═══ Document
In addition to productivity potential, the new varieties had to have strong consumer demand to ensure they were able to maintain a premium return. After considering all of these variables, Brad and the team at Top Qual chose Jazz™, ‘Royal Gala’ and Envy™ to spearhead the redevelopment of their apple orchard.
However, the challenge with large scale redevelopment is that it puts a strain on capital and cash flow.
High early yields were important to ensure that development costs were recouped as early as possible. In the OrchardNet® production database there is a wide range of block performance. The average accumulated production of Jazz blocks up to their fourth leaf is around 51 tonnes per hectare. The accumulated yield of the average of the lower quartile is around half this yield, while the average accumulated yield of the upper quartile is over double the average at 104 tonnes per hectare, a fourfold difference between the averages of the upper and lower quartiles.
When choosing his growing system Brad’s goal was to create uniform canopies of intensively planted trees that could be easily managed with simple instructions to staff. As a result, all of the apples have been planted intensively on a spindle system at around 3,300 trees per hectare. Since redevelopment began Brad has seen examples of 2D growing systems around the world, most recently at the APAL study tour to North America, and is keen to plant a block in 2D to see how the system performs.
Providing young trees with the best start
Top Qual grows all of their own nursery trees in their Calthorpe orchard. This allows them to both significantly reduce costs and also better manage the quality and variability of their nursery trees.
When redeveloping a block, old trees are removed immediately after harvest and soil preparation begins. All blocks are given a pre-plant soil test. This allows capital fertiliser requirements to be applied and worked into the soil before planting. All replanted areas are fumigated before planting.
When new blocks are planted everything is focussed around building canopy as fast as possible to maximise young tree performance. Good orchard support structures are put in place with eventually six wires spaced every 500mm to support the young trees.
Irrigation and nutrition are all key to maximising canopy development. Tree performance can be significantly enhanced if these inputs are optimised. Irrigation decisions are supported by a network of G Dot, T Bugs and tensiometers throughout the orchard.
A strong emphasis is placed on nutrition management to optimise canopy development in young developing blocks and support productivity in mature blocks, with targeted nutrition programs based around soil, leaf and fruitlet testing.
Nitrogen applications are applied via fertigation with applications in autumn as well as during the growing season to maximise canopy development in young trees. Calthorpe also create their own foliar nutrient mix for each block depending on the results of nutrition testing. This mix, which is applied up to three times, can consist of up to eleven different ingredients. These are primarily the sulphate form of the common nutrients which are much cheaper than the common proprietary products and allow for customisation of the mix where necessary. Applying these in autumn, Brad hasn’t seen any phytotoxicity problems to date.
The old saying that you can’t manage what you don’t measure is applied here with moisture monitoring, as well as shoot and fruit growth measurements which are recorded weekly. This provides an early indication of whether growth is satisfactory or if the trees are under any type of stress.
This attention to detail and focus on building canopy has resulted in all of the young Jazz blocks at Calthorpe performing at well above average to upper quartile levels of productivity. It’s particularly pleasing to see a constant increase in productivity from one year to the next with no evidence of a biennial pattern appearing. It is likely that production in these blocks will continue to rise over the next few years.
Newton Brothers Orchards in Manjimup, WA have been a family owned and operated business for over 80 years, with the third generation now working in the business.
══════
═══ Raw data
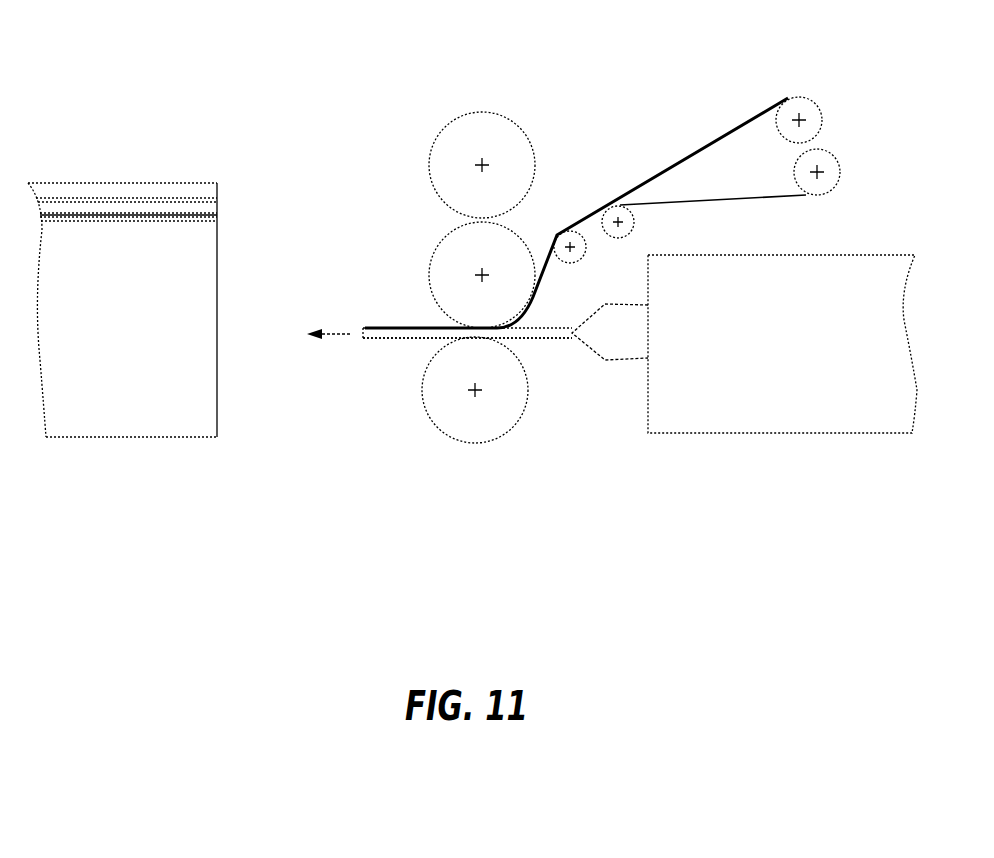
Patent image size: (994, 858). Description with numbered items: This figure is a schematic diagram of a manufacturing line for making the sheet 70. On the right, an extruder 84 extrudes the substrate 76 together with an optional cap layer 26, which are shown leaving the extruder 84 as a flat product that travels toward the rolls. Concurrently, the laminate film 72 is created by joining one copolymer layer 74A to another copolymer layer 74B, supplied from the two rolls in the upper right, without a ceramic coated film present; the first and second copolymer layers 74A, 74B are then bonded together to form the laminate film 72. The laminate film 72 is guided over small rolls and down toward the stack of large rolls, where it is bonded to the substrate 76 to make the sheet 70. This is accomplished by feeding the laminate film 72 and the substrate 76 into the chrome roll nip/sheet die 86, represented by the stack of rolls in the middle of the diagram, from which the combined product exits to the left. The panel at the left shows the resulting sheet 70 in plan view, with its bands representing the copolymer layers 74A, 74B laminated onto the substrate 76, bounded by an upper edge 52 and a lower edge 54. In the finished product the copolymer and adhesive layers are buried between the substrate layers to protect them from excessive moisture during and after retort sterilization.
══════
#### [Goals]
- a) In the apple orchard text, about how many trees per hectare were planted on the spindle system?
- b) Carry the apple orchard text forward from its last sentence.

#### [Outputs for the tasks]
- a) Around 3,300 trees per hectare.

- b)
When Paul Good, Finance and Operations Manager, arrived on the orchard in 2008 conventional wisdom in the area suggested it wasn’t possible to grow more than 50 t/ha of apples in the local soils. Later that year Paul attended a Future Orchards meeting where a local grower was regularly achieving world class yields far in excess of that. Seeing this sort of productivity on an Aussie orchard made him realise that there was no reason why they couldn’t aspire to much higher levels of productivity on their own orchards. He started analysing their own crop yields and found that while they thought they were achieving average yields of around 50 t/ha across the orchard business they were in fact more in the vicinity of 35-40 t/ha.
In 2009, Newton Brothers created a Strategic Plan for the business. One of the key objectives outlined in the plan was to change training and pruning techniques to increase tree/row volume to lift fruit production by 15% to reach an average production of 40-50 t/ha by 2015.
To help realise this goal, Key Performance Indicators were established to help measure progress. The productivity of each block was analysed and tools were provided to managers to help them measure improvements.
Paul says it’s not just a coincidence that all of a sudden there’s been a huge lift in productivity since they began taking irrigation and fertigation seriously. All new blocks have drip irrigation systems installed rather than micro sprinklers. Paul is convinced that drippers are far better at directing the fertigation supplied nutrients through the soil profile to the rootzone where they’re needed. Canopy development in the young blocks is going extremely well.
As part of the Future Orchards programme, Martine Combret, WA Department of Agriculture and Food, established a fertigation monitoring trial on a young Kanzi block planted in 2010 and a young Fuji block planted in 2011 on Newton Brothers’ Starkie orchard. The trial will measure the movement of fertilisers (nitrates) down the soil profile to ensure that the duration of each fertigation event is optimised to prevent the applied nutrients leaching below the rootzone.
Historically, Newton Brothers had been quite conservative in their productivity expectations and use of tools to enhance canopy development and support productivity.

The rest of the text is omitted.